(Dataset records on visual material)
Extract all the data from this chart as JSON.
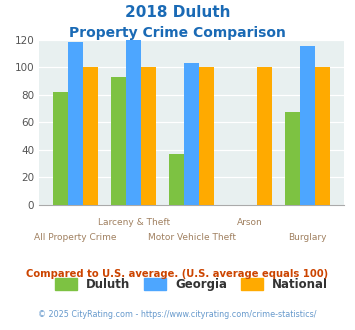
{
  "title_line1": "2018 Duluth",
  "title_line2": "Property Crime Comparison",
  "categories": [
    "All Property Crime",
    "Larceny & Theft",
    "Motor Vehicle Theft",
    "Arson",
    "Burglary"
  ],
  "duluth": [
    82,
    93,
    37,
    0,
    67
  ],
  "georgia": [
    118,
    120,
    103,
    0,
    115
  ],
  "national": [
    100,
    100,
    100,
    100,
    100
  ],
  "color_duluth": "#7dc242",
  "color_georgia": "#4da6ff",
  "color_national": "#ffaa00",
  "bg_color": "#e8f0f0",
  "title_color": "#1a6ab5",
  "xlabel_color": "#a08060",
  "ylabel_max": 120,
  "ylabel_min": 0,
  "ylabel_step": 20,
  "footnote1": "Compared to U.S. average. (U.S. average equals 100)",
  "footnote2": "© 2025 CityRating.com - https://www.cityrating.com/crime-statistics/",
  "footnote1_color": "#cc4400",
  "footnote2_color": "#6699cc",
  "legend_labels": [
    "Duluth",
    "Georgia",
    "National"
  ],
  "bar_width": 0.26
}
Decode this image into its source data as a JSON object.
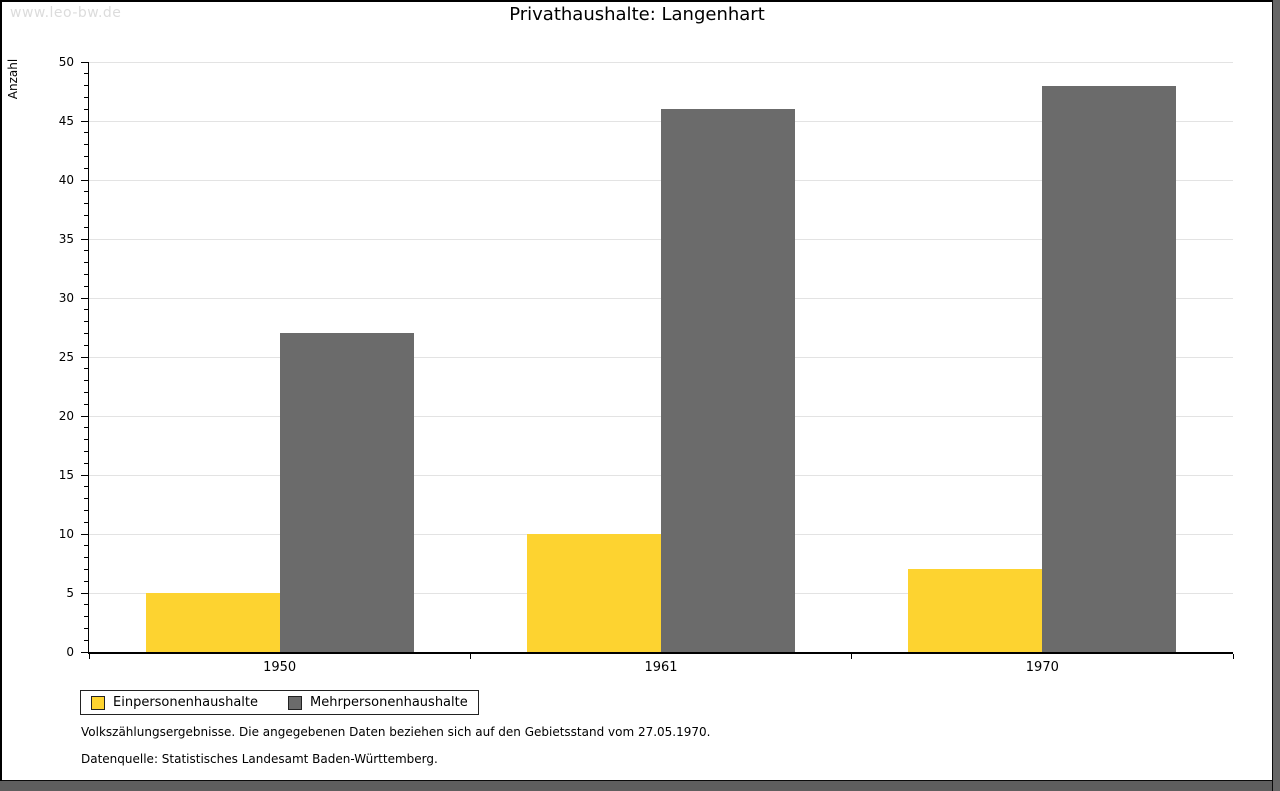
{
  "watermark": "www.leo-bw.de",
  "title": "Privathaushalte: Langenhart",
  "chart_data": {
    "type": "bar",
    "title": "Privathaushalte: Langenhart",
    "categories": [
      "1950",
      "1961",
      "1970"
    ],
    "series": [
      {
        "name": "Einpersonenhaushalte",
        "color": "#FDD330",
        "values": [
          5,
          10,
          7
        ]
      },
      {
        "name": "Mehrpersonenhaushalte",
        "color": "#6B6B6B",
        "values": [
          27,
          46,
          48
        ]
      }
    ],
    "xlabel": "",
    "ylabel": "Anzahl",
    "ylim": [
      0,
      50
    ],
    "ytick_step": 5,
    "minor_tick_step": 1,
    "grid": true,
    "gridline_color": "#e3e3e3",
    "legend_position": "bottom-left"
  },
  "footnotes": [
    "Volkszählungsergebnisse. Die angegebenen Daten beziehen sich auf den Gebietsstand vom 27.05.1970.",
    "Datenquelle: Statistisches Landesamt Baden-Württemberg."
  ]
}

- Problem to solve
Repeat every record above exactly, but leave out any pictures.

- Response to the exercise
Extract all the data from this chart as JSON.
{
  "title_line1": "2018 Duluth",
  "title_line2": "Property Crime Comparison",
  "categories": [
    "All Property Crime",
    "Larceny & Theft",
    "Motor Vehicle Theft",
    "Arson",
    "Burglary"
  ],
  "duluth": [
    82,
    93,
    37,
    0,
    67
  ],
  "georgia": [
    118,
    120,
    103,
    0,
    115
  ],
  "national": [
    100,
    100,
    100,
    100,
    100
  ],
  "color_duluth": "#7dc242",
  "color_georgia": "#4da6ff",
  "color_national": "#ffaa00",
  "bg_color": "#e8f0f0",
  "title_color": "#1a6ab5",
  "xlabel_color": "#a08060",
  "ylabel_max": 120,
  "ylabel_min": 0,
  "ylabel_step": 20,
  "footnote1": "Compared to U.S. average. (U.S. average equals 100)",
  "footnote2": "© 2025 CityRating.com - https://www.cityrating.com/crime-statistics/",
  "footnote1_color": "#cc4400",
  "footnote2_color": "#6699cc",
  "legend_labels": [
    "Duluth",
    "Georgia",
    "National"
  ],
  "bar_width": 0.26
}
Decode this image into its source data as a JSON object.
{
  "watermark": "www.leo-bw.de",
  "title": "Privathaushalte: Langenhart",
  "chart_data": {
    "type": "bar",
    "title": "Privathaushalte: Langenhart",
    "categories": [
      "1950",
      "1961",
      "1970"
    ],
    "series": [
      {
        "name": "Einpersonenhaushalte",
        "color": "#FDD330",
        "values": [
          5,
          10,
          7
        ]
      },
      {
        "name": "Mehrpersonenhaushalte",
        "color": "#6B6B6B",
        "values": [
          27,
          46,
          48
        ]
      }
    ],
    "xlabel": "",
    "ylabel": "Anzahl",
    "ylim": [
      0,
      50
    ],
    "ytick_step": 5,
    "minor_tick_step": 1,
    "grid": true,
    "gridline_color": "#e3e3e3",
    "legend_position": "bottom-left"
  },
  "footnotes": [
    "Volkszählungsergebnisse. Die angegebenen Daten beziehen sich auf den Gebietsstand vom 27.05.1970.",
    "Datenquelle: Statistisches Landesamt Baden-Württemberg."
  ]
}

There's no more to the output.